* [EXTRACTED ENTRIES]
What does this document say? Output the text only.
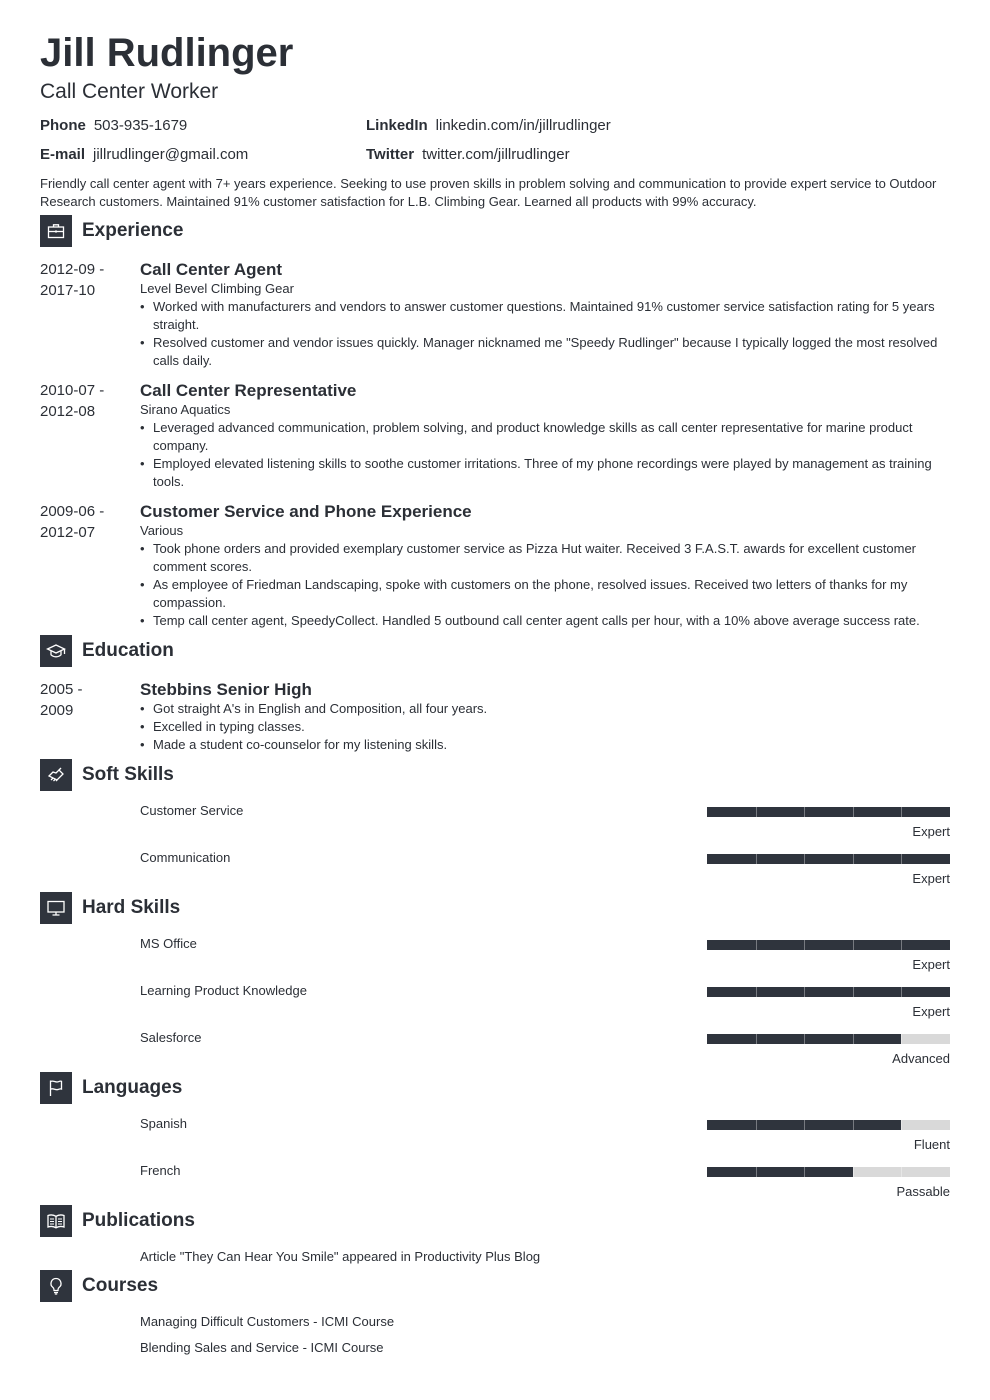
Jill Rudlinger
Call Center Worker
Phone 503-935-1679	LinkedIn linkedin.com/in/jillrudlinger
E-mail jillrudlinger@gmail.com	Twitter twitter.com/jillrudlinger
Friendly call center agent with 7+ years experience. Seeking to use proven skills in problem solving and communication to provide expert service to Outdoor Research customers. Maintained 91% customer satisfaction for L.B. Climbing Gear. Learned all products with 99% accuracy.
Experience
2012-09 -
2017-10
Call Center Agent
Level Bevel Climbing Gear
• Worked with manufacturers and vendors to answer customer questions. Maintained 91% customer service satisfaction rating for 5 years straight.
• Resolved customer and vendor issues quickly. Manager nicknamed me "Speedy Rudlinger" because I typically logged the most resolved calls daily.
2010-07 -
2012-08
Call Center Representative
Sirano Aquatics
• Leveraged advanced communication, problem solving, and product knowledge skills as call center representative for marine product company.
• Employed elevated listening skills to soothe customer irritations. Three of my phone recordings were played by management as training tools.
2009-06 -
2012-07
Customer Service and Phone Experience
Various
• Took phone orders and provided exemplary customer service as Pizza Hut waiter. Received 3 F.A.S.T. awards for excellent customer comment scores.
• As employee of Friedman Landscaping, spoke with customers on the phone, resolved issues. Received two letters of thanks for my compassion.
• Temp call center agent, SpeedyCollect. Handled 5 outbound call center agent calls per hour, with a 10% above average success rate.
Education
2005 -
2009
Stebbins Senior High
• Got straight A's in English and Composition, all four years.
• Excelled in typing classes.
• Made a student co-counselor for my listening skills.
Soft Skills
Customer Service
Expert
Communication
Expert
Hard Skills
MS Office
Expert
Learning Product Knowledge
Expert
Salesforce
Advanced
Languages
Spanish
Fluent
French
Passable
Publications
Article "They Can Hear You Smile" appeared in Productivity Plus Blog
Courses
Managing Difficult Customers - ICMI Course
Blending Sales and Service - ICMI Course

* [PROBLEM]
Copy each line of the data above that holds "resolved".

* [WRITTEN RESPONSE]
• Resolved customer and vendor issues quickly. Manager nicknamed me "Speedy Rudlinger" because I typically logged the most resolved calls daily.
• As employee of Friedman Landscaping, spoke with customers on the phone, resolved issues. Received two letters of thanks for my compassion.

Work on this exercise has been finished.